### Do this
Pick out all lines with the word "JSON" from the records that follow.

### Task input
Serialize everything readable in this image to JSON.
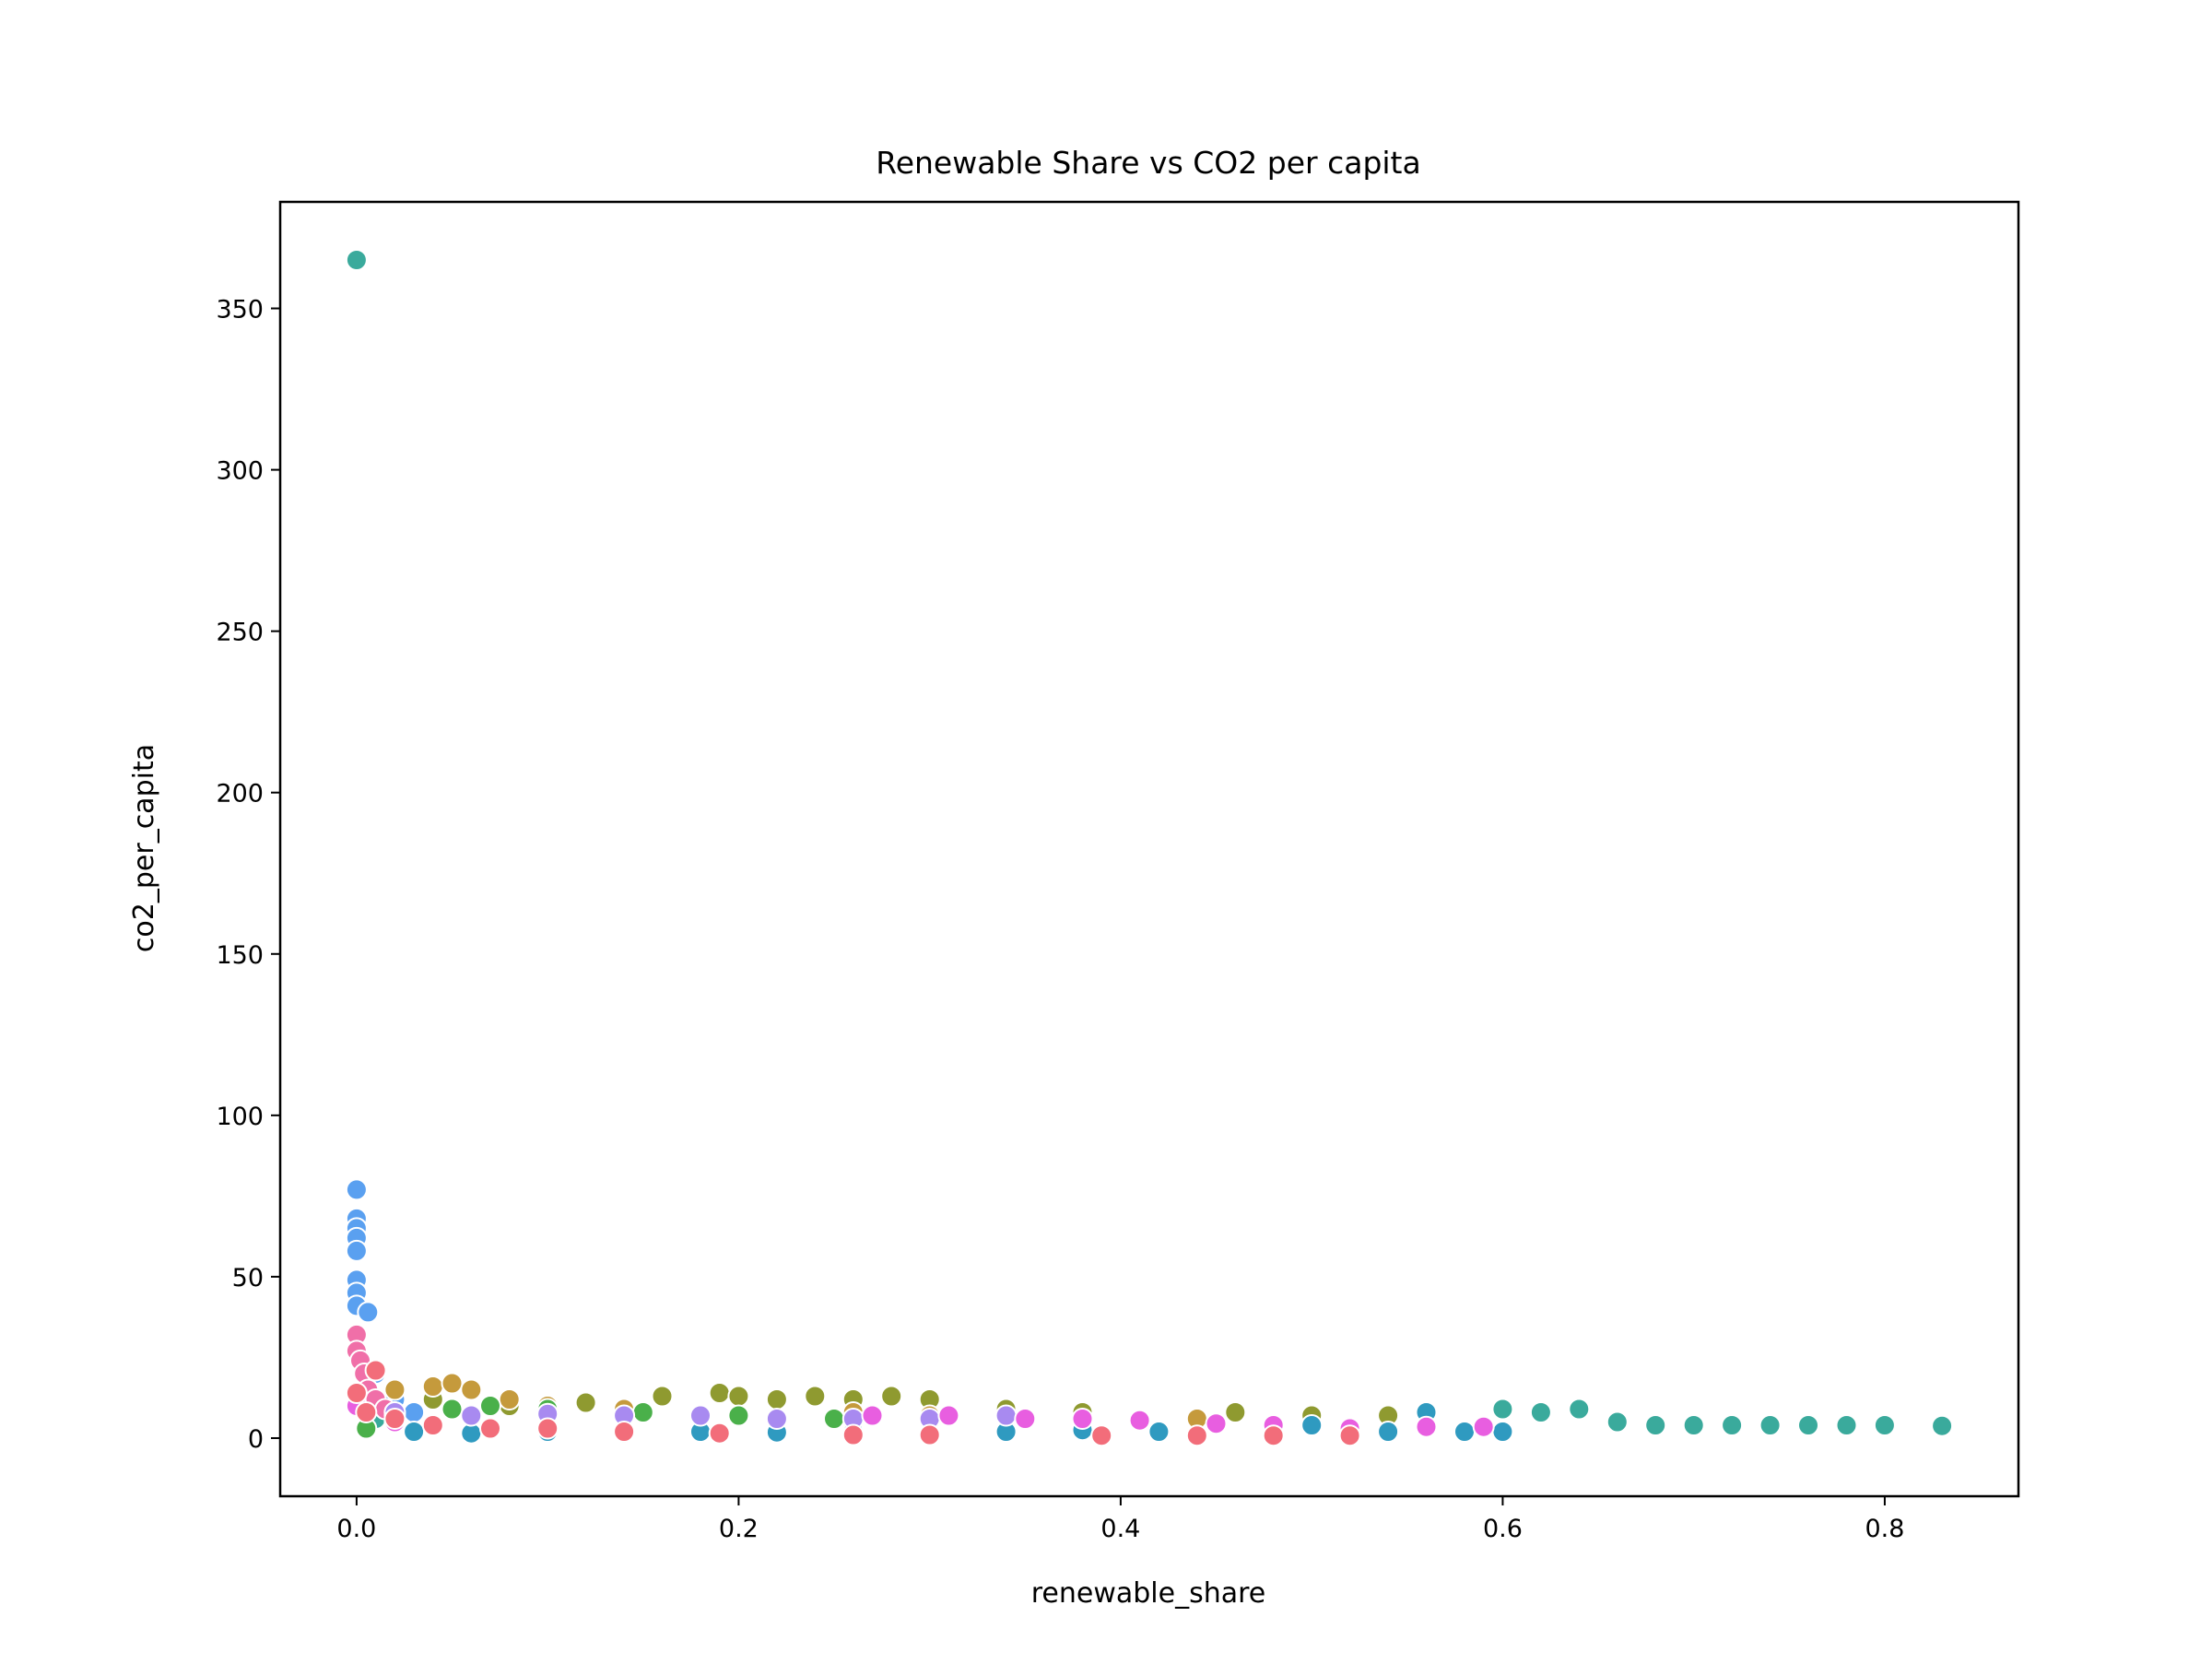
{
  "chart_data": {
    "type": "scatter",
    "title": "Renewable Share vs CO2 per capita",
    "xlabel": "renewable_share",
    "ylabel": "co2_per_capita",
    "xlim": [
      -0.04,
      0.87
    ],
    "ylim": [
      -18,
      383
    ],
    "xticks": [
      "0.0",
      "0.2",
      "0.4",
      "0.6",
      "0.8"
    ],
    "yticks": [
      "0",
      "50",
      "100",
      "150",
      "200",
      "250",
      "300",
      "350"
    ],
    "grid": false,
    "legend": "none",
    "series": [
      {
        "color": "#3aaa9c",
        "points": [
          [
            0.0,
            365
          ],
          [
            0.005,
            12
          ],
          [
            0.01,
            6
          ],
          [
            0.015,
            9
          ],
          [
            0.02,
            5
          ],
          [
            0.6,
            9
          ],
          [
            0.62,
            8
          ],
          [
            0.64,
            9
          ],
          [
            0.66,
            5
          ],
          [
            0.68,
            4
          ],
          [
            0.7,
            4
          ],
          [
            0.72,
            4
          ],
          [
            0.74,
            4
          ],
          [
            0.76,
            4
          ],
          [
            0.78,
            4
          ],
          [
            0.8,
            4
          ],
          [
            0.83,
            3.8
          ]
        ]
      },
      {
        "color": "#5aa0f0",
        "points": [
          [
            0.0,
            77
          ],
          [
            0.0,
            68
          ],
          [
            0.0,
            65
          ],
          [
            0.0,
            62
          ],
          [
            0.0,
            58
          ],
          [
            0.0,
            49
          ],
          [
            0.0,
            45
          ],
          [
            0.0,
            41
          ],
          [
            0.006,
            39
          ],
          [
            0.01,
            20
          ],
          [
            0.02,
            12
          ],
          [
            0.03,
            8
          ]
        ]
      },
      {
        "color": "#f06fa8",
        "points": [
          [
            0.0,
            32
          ],
          [
            0.0,
            27
          ],
          [
            0.002,
            24
          ],
          [
            0.004,
            20
          ],
          [
            0.006,
            15
          ],
          [
            0.01,
            12
          ],
          [
            0.015,
            9
          ],
          [
            0.02,
            7
          ]
        ]
      },
      {
        "color": "#8f9a30",
        "points": [
          [
            0.04,
            12
          ],
          [
            0.08,
            10
          ],
          [
            0.12,
            11
          ],
          [
            0.16,
            13
          ],
          [
            0.19,
            14
          ],
          [
            0.2,
            13
          ],
          [
            0.22,
            12
          ],
          [
            0.24,
            13
          ],
          [
            0.26,
            12
          ],
          [
            0.28,
            13
          ],
          [
            0.3,
            12
          ],
          [
            0.34,
            9
          ],
          [
            0.38,
            8
          ],
          [
            0.46,
            8
          ],
          [
            0.5,
            7
          ],
          [
            0.54,
            7
          ]
        ]
      },
      {
        "color": "#c59a3c",
        "points": [
          [
            0.02,
            15
          ],
          [
            0.04,
            16
          ],
          [
            0.05,
            17
          ],
          [
            0.06,
            15
          ],
          [
            0.08,
            12
          ],
          [
            0.1,
            10
          ],
          [
            0.14,
            9
          ],
          [
            0.26,
            8
          ],
          [
            0.3,
            7
          ],
          [
            0.44,
            6
          ]
        ]
      },
      {
        "color": "#4ab04a",
        "points": [
          [
            0.005,
            3
          ],
          [
            0.02,
            8
          ],
          [
            0.05,
            9
          ],
          [
            0.07,
            10
          ],
          [
            0.1,
            9
          ],
          [
            0.15,
            8
          ],
          [
            0.2,
            7
          ],
          [
            0.25,
            6
          ],
          [
            0.3,
            5
          ],
          [
            0.35,
            6
          ]
        ]
      },
      {
        "color": "#2f9ac0",
        "points": [
          [
            0.03,
            2
          ],
          [
            0.06,
            1.5
          ],
          [
            0.1,
            2
          ],
          [
            0.14,
            1.5
          ],
          [
            0.18,
            2
          ],
          [
            0.22,
            1.8
          ],
          [
            0.26,
            2
          ],
          [
            0.3,
            1.5
          ],
          [
            0.34,
            2
          ],
          [
            0.38,
            2.5
          ],
          [
            0.42,
            2
          ],
          [
            0.5,
            4
          ],
          [
            0.54,
            2
          ],
          [
            0.56,
            8
          ],
          [
            0.58,
            2
          ],
          [
            0.6,
            2
          ]
        ]
      },
      {
        "color": "#a88af0",
        "points": [
          [
            0.02,
            8
          ],
          [
            0.06,
            7
          ],
          [
            0.1,
            7.5
          ],
          [
            0.14,
            7
          ],
          [
            0.18,
            7
          ],
          [
            0.22,
            6
          ],
          [
            0.26,
            6
          ],
          [
            0.3,
            6
          ],
          [
            0.34,
            7
          ]
        ]
      },
      {
        "color": "#e85ee0",
        "points": [
          [
            0.0,
            10
          ],
          [
            0.02,
            5
          ],
          [
            0.27,
            7
          ],
          [
            0.31,
            7
          ],
          [
            0.35,
            6
          ],
          [
            0.38,
            6
          ],
          [
            0.41,
            5.5
          ],
          [
            0.45,
            4.5
          ],
          [
            0.48,
            4
          ],
          [
            0.52,
            3
          ],
          [
            0.56,
            3.5
          ],
          [
            0.59,
            3.5
          ]
        ]
      },
      {
        "color": "#f26d7a",
        "points": [
          [
            0.0,
            14
          ],
          [
            0.005,
            8
          ],
          [
            0.01,
            21
          ],
          [
            0.02,
            6
          ],
          [
            0.04,
            4
          ],
          [
            0.07,
            3
          ],
          [
            0.1,
            3
          ],
          [
            0.14,
            2
          ],
          [
            0.19,
            1.5
          ],
          [
            0.26,
            1
          ],
          [
            0.3,
            1
          ],
          [
            0.39,
            0.8
          ],
          [
            0.44,
            0.8
          ],
          [
            0.48,
            0.8
          ],
          [
            0.52,
            0.8
          ]
        ]
      }
    ]
  }
}
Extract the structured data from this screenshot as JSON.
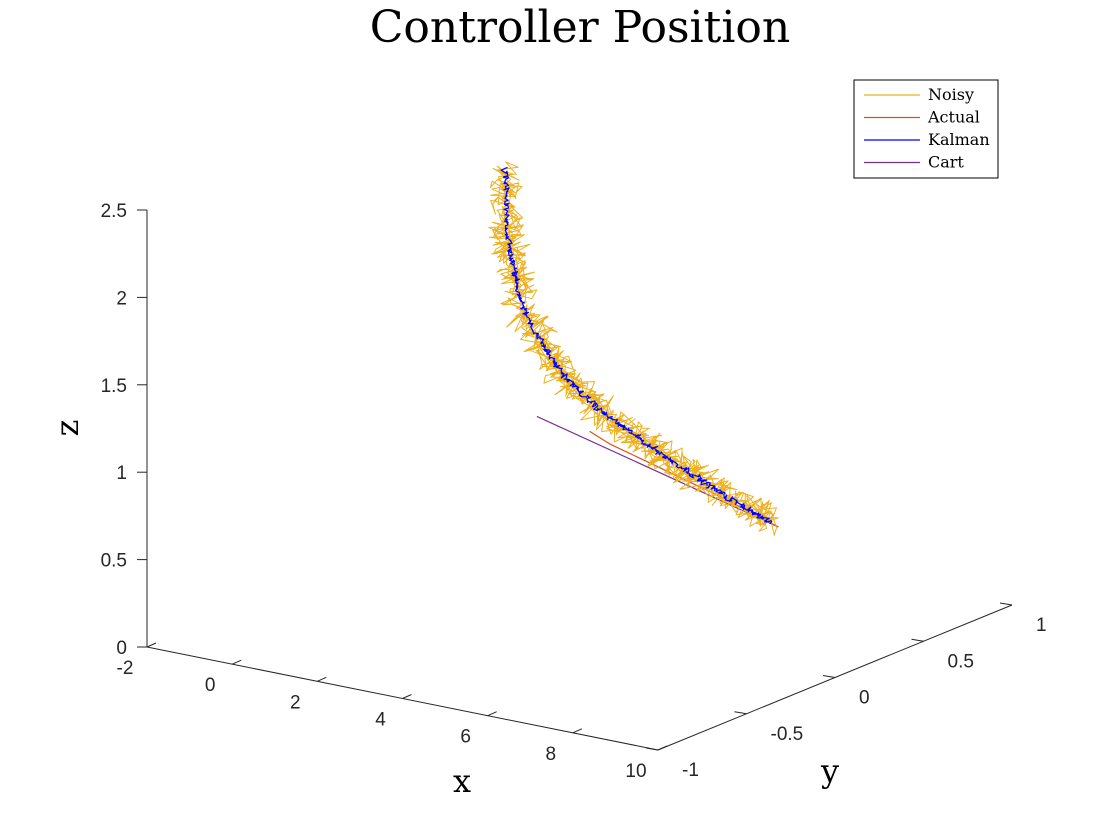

### Task response
Serialize everything readable in this image to JSON.
Extract the structured data from this screenshot as JSON.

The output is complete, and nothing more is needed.